Required work: Can you transcribe the data exactly? Leave the pictures out.

[Dataset entries on figures]
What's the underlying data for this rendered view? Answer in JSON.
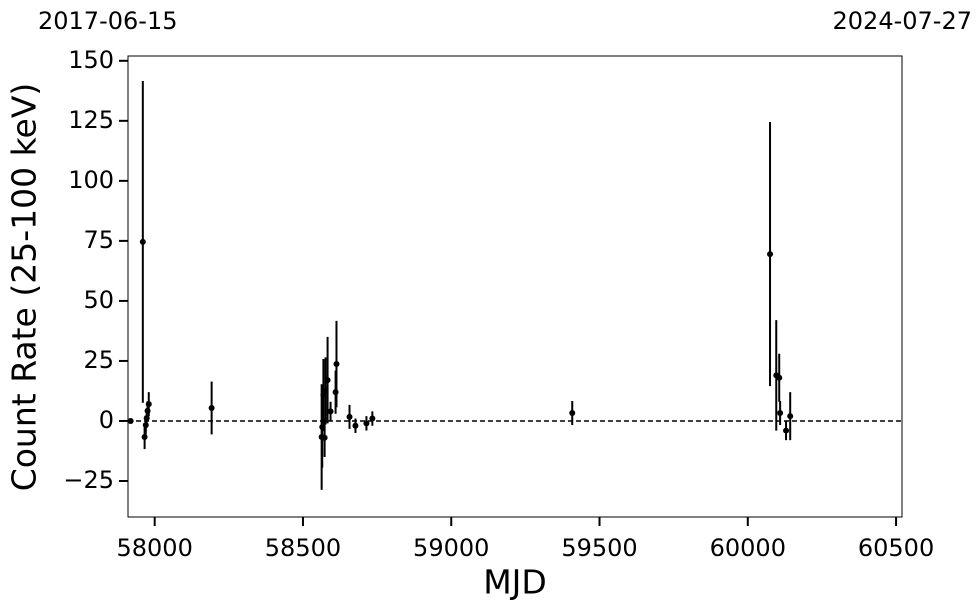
{
  "chart_data": {
    "type": "errorbar",
    "xlabel": "MJD",
    "ylabel": "Count Rate (25-100 keV)",
    "annotations": [
      "2017-06-15",
      "2024-07-27"
    ],
    "xlim": [
      57910,
      60520
    ],
    "ylim": [
      -40,
      152
    ],
    "xticks": [
      58000,
      58500,
      59000,
      59500,
      60000,
      60500
    ],
    "yticks": [
      {
        "value": -25,
        "label": "−25"
      },
      0,
      25,
      50,
      75,
      100,
      125,
      150
    ],
    "reference_line": 0,
    "color": "#000000",
    "series": [
      {
        "color": "#000000",
        "x": [
          57919,
          57960,
          57966,
          57970,
          57973,
          57976,
          57980,
          58192,
          58563,
          58565,
          58569,
          58573,
          58576,
          58583,
          58593,
          58610,
          58613,
          58657,
          58677,
          58714,
          58734,
          59408,
          60075,
          60096,
          60106,
          60109,
          60129,
          60143
        ],
        "values": [
          0,
          74.6,
          -6.7,
          -1.7,
          1.2,
          4.2,
          7,
          5.4,
          -6.7,
          -2.5,
          10.8,
          -7,
          12.5,
          17,
          4,
          12,
          23.7,
          1.7,
          -2,
          -1,
          1,
          3.3,
          69.5,
          19,
          18,
          3.3,
          -4,
          2
        ],
        "errors": [
          0.5,
          67,
          5,
          4,
          4,
          4,
          5,
          11,
          22,
          17,
          15,
          8,
          14,
          18,
          4,
          9,
          18,
          5,
          3,
          3,
          3,
          5,
          55,
          23,
          10,
          5,
          4,
          10
        ]
      }
    ]
  }
}
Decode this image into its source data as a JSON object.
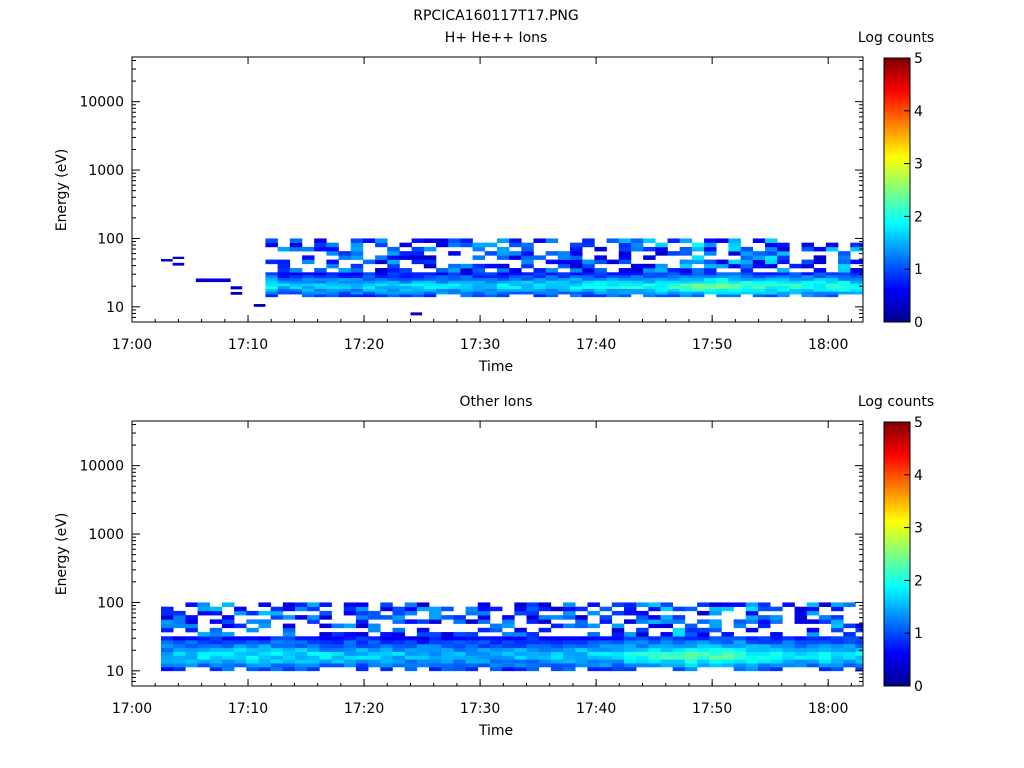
{
  "title": "RPCICA160117T17.PNG",
  "chart_data": [
    {
      "type": "heatmap",
      "title": "H+ He++ Ions",
      "xlabel": "Time",
      "ylabel": "Energy (eV)",
      "x_ticks": [
        "17:00",
        "17:10",
        "17:20",
        "17:30",
        "17:40",
        "17:50",
        "18:00"
      ],
      "y_ticks": [
        "10",
        "100",
        "1000",
        "10000"
      ],
      "y_scale": "log",
      "xlim": [
        "17:00",
        "18:03"
      ],
      "ylim": [
        6,
        45000
      ],
      "colorbar": {
        "label": "Log counts",
        "ticks": [
          "0",
          "1",
          "2",
          "3",
          "4",
          "5"
        ],
        "range": [
          0,
          5
        ]
      },
      "cells": [
        {
          "t0": "17:02.5",
          "t1": "17:03.5",
          "e0": 46,
          "e1": 50,
          "v": 0.4
        },
        {
          "t0": "17:03.5",
          "t1": "17:04.5",
          "e0": 50,
          "e1": 54,
          "v": 0.4
        },
        {
          "t0": "17:03.5",
          "t1": "17:04.5",
          "e0": 40,
          "e1": 44,
          "v": 0.4
        },
        {
          "t0": "17:05.5",
          "t1": "17:08.5",
          "e0": 23,
          "e1": 26,
          "v": 0.4
        },
        {
          "t0": "17:08.5",
          "t1": "17:09.5",
          "e0": 18,
          "e1": 20,
          "v": 0.3
        },
        {
          "t0": "17:08.5",
          "t1": "17:09.5",
          "e0": 15,
          "e1": 16.5,
          "v": 0.3
        },
        {
          "t0": "17:10.5",
          "t1": "17:11.5",
          "e0": 10,
          "e1": 11,
          "v": 0.3
        },
        {
          "t0": "17:24",
          "t1": "17:25",
          "e0": 7.5,
          "e1": 8.3,
          "v": 0.3
        }
      ],
      "regions": [
        {
          "t_start": "17:11.5",
          "t_end": "18:03",
          "e_low": 14,
          "e_high": 32,
          "upper_top": 100
        }
      ],
      "color_trend": [
        {
          "t": "17:12",
          "v": 1.6
        },
        {
          "t": "17:30",
          "v": 1.7
        },
        {
          "t": "17:38",
          "v": 1.8
        },
        {
          "t": "17:45",
          "v": 2.0
        },
        {
          "t": "17:50",
          "v": 2.4
        },
        {
          "t": "17:55",
          "v": 2.0
        },
        {
          "t": "18:00",
          "v": 2.0
        },
        {
          "t": "18:03",
          "v": 1.9
        }
      ]
    },
    {
      "type": "heatmap",
      "title": "Other Ions",
      "xlabel": "Time",
      "ylabel": "Energy (eV)",
      "x_ticks": [
        "17:00",
        "17:10",
        "17:20",
        "17:30",
        "17:40",
        "17:50",
        "18:00"
      ],
      "y_ticks": [
        "10",
        "100",
        "1000",
        "10000"
      ],
      "y_scale": "log",
      "xlim": [
        "17:00",
        "18:03"
      ],
      "ylim": [
        6,
        45000
      ],
      "colorbar": {
        "label": "Log counts",
        "ticks": [
          "0",
          "1",
          "2",
          "3",
          "4",
          "5"
        ],
        "range": [
          0,
          5
        ]
      },
      "cells": [],
      "regions": [
        {
          "t_start": "17:02.5",
          "t_end": "18:03",
          "e_low": 10,
          "e_high": 32,
          "upper_top": 100
        }
      ],
      "color_trend": [
        {
          "t": "17:02",
          "v": 1.6
        },
        {
          "t": "17:10",
          "v": 1.8
        },
        {
          "t": "17:20",
          "v": 1.6
        },
        {
          "t": "17:30",
          "v": 1.5
        },
        {
          "t": "17:40",
          "v": 1.7
        },
        {
          "t": "17:50",
          "v": 2.3
        },
        {
          "t": "17:55",
          "v": 1.8
        },
        {
          "t": "18:03",
          "v": 1.8
        }
      ]
    }
  ]
}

Complete output:
What's the underlying data for this rendered view? Answer in JSON.
{
  "chart_data": {
    "type": "errorbar",
    "xlabel": "MJD",
    "ylabel": "Count Rate (25-100 keV)",
    "annotations": [
      "2017-06-15",
      "2024-07-27"
    ],
    "xlim": [
      57910,
      60520
    ],
    "ylim": [
      -40,
      152
    ],
    "xticks": [
      58000,
      58500,
      59000,
      59500,
      60000,
      60500
    ],
    "yticks": [
      {
        "value": -25,
        "label": "−25"
      },
      0,
      25,
      50,
      75,
      100,
      125,
      150
    ],
    "reference_line": 0,
    "color": "#000000",
    "series": [
      {
        "color": "#000000",
        "x": [
          57919,
          57960,
          57966,
          57970,
          57973,
          57976,
          57980,
          58192,
          58563,
          58565,
          58569,
          58573,
          58576,
          58583,
          58593,
          58610,
          58613,
          58657,
          58677,
          58714,
          58734,
          59408,
          60075,
          60096,
          60106,
          60109,
          60129,
          60143
        ],
        "values": [
          0,
          74.6,
          -6.7,
          -1.7,
          1.2,
          4.2,
          7,
          5.4,
          -6.7,
          -2.5,
          10.8,
          -7,
          12.5,
          17,
          4,
          12,
          23.7,
          1.7,
          -2,
          -1,
          1,
          3.3,
          69.5,
          19,
          18,
          3.3,
          -4,
          2
        ],
        "errors": [
          0.5,
          67,
          5,
          4,
          4,
          4,
          5,
          11,
          22,
          17,
          15,
          8,
          14,
          18,
          4,
          9,
          18,
          5,
          3,
          3,
          3,
          5,
          55,
          23,
          10,
          5,
          4,
          10
        ]
      }
    ]
  }
}
Decode this image into its source data as a JSON object.
{
  "title": "RPCICA160117T17.PNG",
  "chart_data": [
    {
      "type": "heatmap",
      "title": "H+ He++ Ions",
      "xlabel": "Time",
      "ylabel": "Energy (eV)",
      "x_ticks": [
        "17:00",
        "17:10",
        "17:20",
        "17:30",
        "17:40",
        "17:50",
        "18:00"
      ],
      "y_ticks": [
        "10",
        "100",
        "1000",
        "10000"
      ],
      "y_scale": "log",
      "xlim": [
        "17:00",
        "18:03"
      ],
      "ylim": [
        6,
        45000
      ],
      "colorbar": {
        "label": "Log counts",
        "ticks": [
          "0",
          "1",
          "2",
          "3",
          "4",
          "5"
        ],
        "range": [
          0,
          5
        ]
      },
      "cells": [
        {
          "t0": "17:02.5",
          "t1": "17:03.5",
          "e0": 46,
          "e1": 50,
          "v": 0.4
        },
        {
          "t0": "17:03.5",
          "t1": "17:04.5",
          "e0": 50,
          "e1": 54,
          "v": 0.4
        },
        {
          "t0": "17:03.5",
          "t1": "17:04.5",
          "e0": 40,
          "e1": 44,
          "v": 0.4
        },
        {
          "t0": "17:05.5",
          "t1": "17:08.5",
          "e0": 23,
          "e1": 26,
          "v": 0.4
        },
        {
          "t0": "17:08.5",
          "t1": "17:09.5",
          "e0": 18,
          "e1": 20,
          "v": 0.3
        },
        {
          "t0": "17:08.5",
          "t1": "17:09.5",
          "e0": 15,
          "e1": 16.5,
          "v": 0.3
        },
        {
          "t0": "17:10.5",
          "t1": "17:11.5",
          "e0": 10,
          "e1": 11,
          "v": 0.3
        },
        {
          "t0": "17:24",
          "t1": "17:25",
          "e0": 7.5,
          "e1": 8.3,
          "v": 0.3
        }
      ],
      "regions": [
        {
          "t_start": "17:11.5",
          "t_end": "18:03",
          "e_low": 14,
          "e_high": 32,
          "upper_top": 100
        }
      ],
      "color_trend": [
        {
          "t": "17:12",
          "v": 1.6
        },
        {
          "t": "17:30",
          "v": 1.7
        },
        {
          "t": "17:38",
          "v": 1.8
        },
        {
          "t": "17:45",
          "v": 2.0
        },
        {
          "t": "17:50",
          "v": 2.4
        },
        {
          "t": "17:55",
          "v": 2.0
        },
        {
          "t": "18:00",
          "v": 2.0
        },
        {
          "t": "18:03",
          "v": 1.9
        }
      ]
    },
    {
      "type": "heatmap",
      "title": "Other Ions",
      "xlabel": "Time",
      "ylabel": "Energy (eV)",
      "x_ticks": [
        "17:00",
        "17:10",
        "17:20",
        "17:30",
        "17:40",
        "17:50",
        "18:00"
      ],
      "y_ticks": [
        "10",
        "100",
        "1000",
        "10000"
      ],
      "y_scale": "log",
      "xlim": [
        "17:00",
        "18:03"
      ],
      "ylim": [
        6,
        45000
      ],
      "colorbar": {
        "label": "Log counts",
        "ticks": [
          "0",
          "1",
          "2",
          "3",
          "4",
          "5"
        ],
        "range": [
          0,
          5
        ]
      },
      "cells": [],
      "regions": [
        {
          "t_start": "17:02.5",
          "t_end": "18:03",
          "e_low": 10,
          "e_high": 32,
          "upper_top": 100
        }
      ],
      "color_trend": [
        {
          "t": "17:02",
          "v": 1.6
        },
        {
          "t": "17:10",
          "v": 1.8
        },
        {
          "t": "17:20",
          "v": 1.6
        },
        {
          "t": "17:30",
          "v": 1.5
        },
        {
          "t": "17:40",
          "v": 1.7
        },
        {
          "t": "17:50",
          "v": 2.3
        },
        {
          "t": "17:55",
          "v": 1.8
        },
        {
          "t": "18:03",
          "v": 1.8
        }
      ]
    }
  ]
}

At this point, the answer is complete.